◆ TO BE DONE ◆
The exercise asks you to copy every line below in which "posiada" appears.

◆ SUPPLIED ENTRIES ◆
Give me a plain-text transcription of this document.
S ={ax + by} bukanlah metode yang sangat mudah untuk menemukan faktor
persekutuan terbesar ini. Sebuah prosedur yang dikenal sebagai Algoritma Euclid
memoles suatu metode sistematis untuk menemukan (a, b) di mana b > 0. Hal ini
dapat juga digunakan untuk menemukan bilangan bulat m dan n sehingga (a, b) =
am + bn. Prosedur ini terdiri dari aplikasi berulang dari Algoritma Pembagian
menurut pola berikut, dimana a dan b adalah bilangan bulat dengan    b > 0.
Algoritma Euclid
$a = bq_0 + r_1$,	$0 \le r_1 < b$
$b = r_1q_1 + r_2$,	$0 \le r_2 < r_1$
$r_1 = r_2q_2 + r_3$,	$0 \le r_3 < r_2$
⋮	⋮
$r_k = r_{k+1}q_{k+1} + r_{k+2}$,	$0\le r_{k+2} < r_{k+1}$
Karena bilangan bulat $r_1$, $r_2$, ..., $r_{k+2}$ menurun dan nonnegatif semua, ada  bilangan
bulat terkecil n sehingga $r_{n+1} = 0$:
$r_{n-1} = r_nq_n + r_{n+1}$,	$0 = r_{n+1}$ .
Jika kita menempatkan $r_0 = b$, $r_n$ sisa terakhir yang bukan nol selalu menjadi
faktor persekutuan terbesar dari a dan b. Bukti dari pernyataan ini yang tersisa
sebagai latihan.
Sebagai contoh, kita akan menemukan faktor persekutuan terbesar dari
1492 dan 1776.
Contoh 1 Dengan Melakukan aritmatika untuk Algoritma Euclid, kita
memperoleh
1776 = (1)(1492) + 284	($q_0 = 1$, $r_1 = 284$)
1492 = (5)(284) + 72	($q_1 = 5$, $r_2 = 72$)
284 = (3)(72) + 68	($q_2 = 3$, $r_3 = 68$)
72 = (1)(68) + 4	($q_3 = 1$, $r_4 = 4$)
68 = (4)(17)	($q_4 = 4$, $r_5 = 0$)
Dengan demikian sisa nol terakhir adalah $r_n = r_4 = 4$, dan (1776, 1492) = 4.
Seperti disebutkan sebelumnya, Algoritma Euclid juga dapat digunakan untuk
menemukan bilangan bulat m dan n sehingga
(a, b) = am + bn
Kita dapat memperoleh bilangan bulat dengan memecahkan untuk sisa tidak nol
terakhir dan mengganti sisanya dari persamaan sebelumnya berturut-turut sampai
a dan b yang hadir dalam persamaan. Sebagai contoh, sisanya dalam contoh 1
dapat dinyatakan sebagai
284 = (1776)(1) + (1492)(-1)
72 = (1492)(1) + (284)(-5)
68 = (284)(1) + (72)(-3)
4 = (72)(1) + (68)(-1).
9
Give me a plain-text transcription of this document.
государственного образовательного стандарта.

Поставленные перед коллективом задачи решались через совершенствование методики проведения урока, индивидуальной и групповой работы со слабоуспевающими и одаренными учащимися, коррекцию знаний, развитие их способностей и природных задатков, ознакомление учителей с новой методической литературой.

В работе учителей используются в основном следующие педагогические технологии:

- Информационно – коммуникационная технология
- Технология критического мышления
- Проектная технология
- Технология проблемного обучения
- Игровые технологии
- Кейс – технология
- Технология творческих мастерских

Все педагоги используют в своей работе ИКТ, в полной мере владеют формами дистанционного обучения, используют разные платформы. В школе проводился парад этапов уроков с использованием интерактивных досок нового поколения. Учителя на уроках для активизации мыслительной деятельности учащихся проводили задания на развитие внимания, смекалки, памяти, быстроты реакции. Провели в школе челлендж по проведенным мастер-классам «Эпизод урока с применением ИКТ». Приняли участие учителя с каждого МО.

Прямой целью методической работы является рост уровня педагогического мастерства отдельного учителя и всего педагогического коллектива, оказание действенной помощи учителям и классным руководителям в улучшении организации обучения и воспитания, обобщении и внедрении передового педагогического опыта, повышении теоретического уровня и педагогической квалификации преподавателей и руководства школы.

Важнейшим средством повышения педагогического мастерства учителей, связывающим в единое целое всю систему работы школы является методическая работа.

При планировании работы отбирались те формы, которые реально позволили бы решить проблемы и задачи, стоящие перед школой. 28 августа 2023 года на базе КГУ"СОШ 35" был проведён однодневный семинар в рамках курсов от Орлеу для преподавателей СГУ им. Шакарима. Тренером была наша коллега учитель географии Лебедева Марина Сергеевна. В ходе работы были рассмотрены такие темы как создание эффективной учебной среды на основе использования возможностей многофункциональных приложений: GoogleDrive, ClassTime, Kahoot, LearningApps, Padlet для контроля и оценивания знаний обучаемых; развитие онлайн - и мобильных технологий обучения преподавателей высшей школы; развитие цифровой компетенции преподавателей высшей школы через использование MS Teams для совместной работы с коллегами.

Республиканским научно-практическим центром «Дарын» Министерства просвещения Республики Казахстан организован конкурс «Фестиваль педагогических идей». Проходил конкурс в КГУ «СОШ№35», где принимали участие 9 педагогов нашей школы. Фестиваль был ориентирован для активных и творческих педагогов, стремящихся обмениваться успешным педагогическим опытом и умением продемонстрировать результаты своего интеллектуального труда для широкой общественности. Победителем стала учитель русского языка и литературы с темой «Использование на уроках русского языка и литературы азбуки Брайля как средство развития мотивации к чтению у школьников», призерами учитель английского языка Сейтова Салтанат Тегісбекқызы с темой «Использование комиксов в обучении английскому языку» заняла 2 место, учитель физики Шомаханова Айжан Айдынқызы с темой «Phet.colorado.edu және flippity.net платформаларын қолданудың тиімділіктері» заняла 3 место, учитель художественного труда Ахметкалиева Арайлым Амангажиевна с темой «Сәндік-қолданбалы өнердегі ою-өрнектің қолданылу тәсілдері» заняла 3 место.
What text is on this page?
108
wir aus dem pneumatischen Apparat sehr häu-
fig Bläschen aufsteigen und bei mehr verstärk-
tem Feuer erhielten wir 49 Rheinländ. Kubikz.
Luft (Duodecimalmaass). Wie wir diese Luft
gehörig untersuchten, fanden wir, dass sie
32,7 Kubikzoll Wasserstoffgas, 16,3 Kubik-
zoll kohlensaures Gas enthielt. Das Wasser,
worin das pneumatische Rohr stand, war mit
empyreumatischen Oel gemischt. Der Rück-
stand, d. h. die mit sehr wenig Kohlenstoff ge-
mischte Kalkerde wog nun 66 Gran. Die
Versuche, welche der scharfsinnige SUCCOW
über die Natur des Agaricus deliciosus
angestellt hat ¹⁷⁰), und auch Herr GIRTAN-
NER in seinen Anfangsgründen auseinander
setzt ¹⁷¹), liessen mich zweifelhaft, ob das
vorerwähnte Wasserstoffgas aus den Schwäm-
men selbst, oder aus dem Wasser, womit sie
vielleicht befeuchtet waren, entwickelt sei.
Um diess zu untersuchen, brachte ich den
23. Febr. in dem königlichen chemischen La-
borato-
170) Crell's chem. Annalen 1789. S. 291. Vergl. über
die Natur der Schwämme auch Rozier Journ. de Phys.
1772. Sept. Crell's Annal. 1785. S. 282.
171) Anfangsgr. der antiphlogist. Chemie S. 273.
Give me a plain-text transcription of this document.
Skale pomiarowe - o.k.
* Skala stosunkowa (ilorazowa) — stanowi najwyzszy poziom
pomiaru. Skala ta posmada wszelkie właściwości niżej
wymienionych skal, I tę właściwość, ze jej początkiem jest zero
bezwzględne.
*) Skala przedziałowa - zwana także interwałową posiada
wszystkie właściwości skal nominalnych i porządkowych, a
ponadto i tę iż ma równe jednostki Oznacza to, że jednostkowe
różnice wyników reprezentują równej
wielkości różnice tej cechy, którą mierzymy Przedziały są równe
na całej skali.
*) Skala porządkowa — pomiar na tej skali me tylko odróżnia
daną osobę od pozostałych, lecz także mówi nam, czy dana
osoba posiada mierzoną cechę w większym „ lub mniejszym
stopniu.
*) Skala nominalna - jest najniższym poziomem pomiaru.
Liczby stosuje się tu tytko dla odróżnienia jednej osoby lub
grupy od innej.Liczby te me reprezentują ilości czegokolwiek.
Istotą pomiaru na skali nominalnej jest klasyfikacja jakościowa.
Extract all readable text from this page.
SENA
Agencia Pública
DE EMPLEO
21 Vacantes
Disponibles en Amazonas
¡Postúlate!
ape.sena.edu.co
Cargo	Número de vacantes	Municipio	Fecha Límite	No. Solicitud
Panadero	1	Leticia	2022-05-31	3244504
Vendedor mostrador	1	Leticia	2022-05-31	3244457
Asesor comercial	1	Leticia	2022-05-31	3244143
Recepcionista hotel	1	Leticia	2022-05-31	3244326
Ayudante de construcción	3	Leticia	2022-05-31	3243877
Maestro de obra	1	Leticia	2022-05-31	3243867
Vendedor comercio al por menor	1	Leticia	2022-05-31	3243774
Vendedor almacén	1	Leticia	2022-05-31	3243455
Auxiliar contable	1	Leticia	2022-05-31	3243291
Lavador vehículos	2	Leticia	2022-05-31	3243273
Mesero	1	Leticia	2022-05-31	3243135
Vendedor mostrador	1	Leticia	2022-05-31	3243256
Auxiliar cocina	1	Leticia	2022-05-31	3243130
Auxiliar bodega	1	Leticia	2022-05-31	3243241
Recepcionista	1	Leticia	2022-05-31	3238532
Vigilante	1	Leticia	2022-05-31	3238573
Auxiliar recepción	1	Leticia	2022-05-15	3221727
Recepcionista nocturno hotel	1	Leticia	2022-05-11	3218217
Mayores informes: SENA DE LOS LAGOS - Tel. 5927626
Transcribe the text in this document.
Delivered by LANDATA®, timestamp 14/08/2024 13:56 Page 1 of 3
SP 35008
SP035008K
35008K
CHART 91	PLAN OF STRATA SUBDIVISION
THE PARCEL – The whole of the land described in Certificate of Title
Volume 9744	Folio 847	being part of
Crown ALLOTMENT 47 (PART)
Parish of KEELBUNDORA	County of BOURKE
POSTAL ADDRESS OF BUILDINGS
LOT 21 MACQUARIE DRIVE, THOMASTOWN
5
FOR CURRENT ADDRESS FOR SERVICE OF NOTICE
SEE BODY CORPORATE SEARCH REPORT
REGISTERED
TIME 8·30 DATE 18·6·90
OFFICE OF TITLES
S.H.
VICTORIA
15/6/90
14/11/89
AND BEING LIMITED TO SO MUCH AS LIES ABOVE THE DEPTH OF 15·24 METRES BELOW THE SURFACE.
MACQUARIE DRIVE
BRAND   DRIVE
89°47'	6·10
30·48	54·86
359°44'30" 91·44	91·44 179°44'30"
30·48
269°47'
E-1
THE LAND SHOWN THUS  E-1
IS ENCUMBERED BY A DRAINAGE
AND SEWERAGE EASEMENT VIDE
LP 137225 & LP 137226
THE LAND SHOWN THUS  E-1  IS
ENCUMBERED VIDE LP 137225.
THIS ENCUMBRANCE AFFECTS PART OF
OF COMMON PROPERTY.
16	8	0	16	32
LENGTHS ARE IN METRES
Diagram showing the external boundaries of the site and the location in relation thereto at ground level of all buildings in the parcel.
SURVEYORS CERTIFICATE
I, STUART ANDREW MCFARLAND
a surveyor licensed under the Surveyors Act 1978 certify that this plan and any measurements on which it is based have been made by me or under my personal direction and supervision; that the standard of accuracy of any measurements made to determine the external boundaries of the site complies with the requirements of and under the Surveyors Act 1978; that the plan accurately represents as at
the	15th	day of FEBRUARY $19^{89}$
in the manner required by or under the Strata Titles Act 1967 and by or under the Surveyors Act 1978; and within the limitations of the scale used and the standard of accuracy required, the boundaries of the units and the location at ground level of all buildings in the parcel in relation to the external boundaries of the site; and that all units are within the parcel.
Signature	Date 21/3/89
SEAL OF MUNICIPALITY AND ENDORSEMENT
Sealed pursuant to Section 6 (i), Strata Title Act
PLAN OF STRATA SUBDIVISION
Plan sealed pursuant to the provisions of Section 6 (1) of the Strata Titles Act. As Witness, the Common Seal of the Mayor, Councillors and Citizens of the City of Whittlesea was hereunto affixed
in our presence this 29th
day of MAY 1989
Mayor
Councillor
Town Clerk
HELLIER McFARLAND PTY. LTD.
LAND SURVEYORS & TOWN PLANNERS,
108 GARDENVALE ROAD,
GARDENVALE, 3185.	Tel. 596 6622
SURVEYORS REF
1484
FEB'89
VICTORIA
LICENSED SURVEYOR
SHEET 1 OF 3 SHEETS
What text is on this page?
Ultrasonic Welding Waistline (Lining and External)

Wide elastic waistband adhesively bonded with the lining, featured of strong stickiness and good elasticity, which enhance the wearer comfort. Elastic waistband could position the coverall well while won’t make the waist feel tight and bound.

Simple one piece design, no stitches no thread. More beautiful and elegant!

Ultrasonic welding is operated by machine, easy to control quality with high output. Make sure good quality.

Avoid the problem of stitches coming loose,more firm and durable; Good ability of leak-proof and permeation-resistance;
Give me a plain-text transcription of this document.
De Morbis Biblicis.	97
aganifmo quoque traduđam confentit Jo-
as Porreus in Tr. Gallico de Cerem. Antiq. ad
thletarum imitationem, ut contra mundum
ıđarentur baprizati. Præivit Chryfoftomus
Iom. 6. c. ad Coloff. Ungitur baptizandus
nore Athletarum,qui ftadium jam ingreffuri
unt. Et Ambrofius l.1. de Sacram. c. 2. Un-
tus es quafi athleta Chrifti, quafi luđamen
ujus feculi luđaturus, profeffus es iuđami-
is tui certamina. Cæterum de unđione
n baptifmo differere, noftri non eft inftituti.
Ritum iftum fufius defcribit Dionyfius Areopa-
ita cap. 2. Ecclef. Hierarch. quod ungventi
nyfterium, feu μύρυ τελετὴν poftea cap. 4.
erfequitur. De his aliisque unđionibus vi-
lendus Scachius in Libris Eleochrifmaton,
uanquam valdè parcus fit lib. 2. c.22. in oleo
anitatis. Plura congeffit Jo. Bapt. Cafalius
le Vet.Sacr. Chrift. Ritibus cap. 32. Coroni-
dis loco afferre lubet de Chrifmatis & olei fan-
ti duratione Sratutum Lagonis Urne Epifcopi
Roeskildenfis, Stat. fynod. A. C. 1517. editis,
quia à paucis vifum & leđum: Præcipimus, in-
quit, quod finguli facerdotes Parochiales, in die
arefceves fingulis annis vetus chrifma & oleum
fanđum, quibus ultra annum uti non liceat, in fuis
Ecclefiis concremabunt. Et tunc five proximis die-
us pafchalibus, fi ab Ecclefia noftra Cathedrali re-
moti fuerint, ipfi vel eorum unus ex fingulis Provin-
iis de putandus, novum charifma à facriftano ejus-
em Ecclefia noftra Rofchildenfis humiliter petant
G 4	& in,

◆ SOLUTION TO THE EXERCISE ◆
*) Skala przedziałowa - zwana także interwałową posiada
osoba posiada mierzoną cechę w większym „ lub mniejszym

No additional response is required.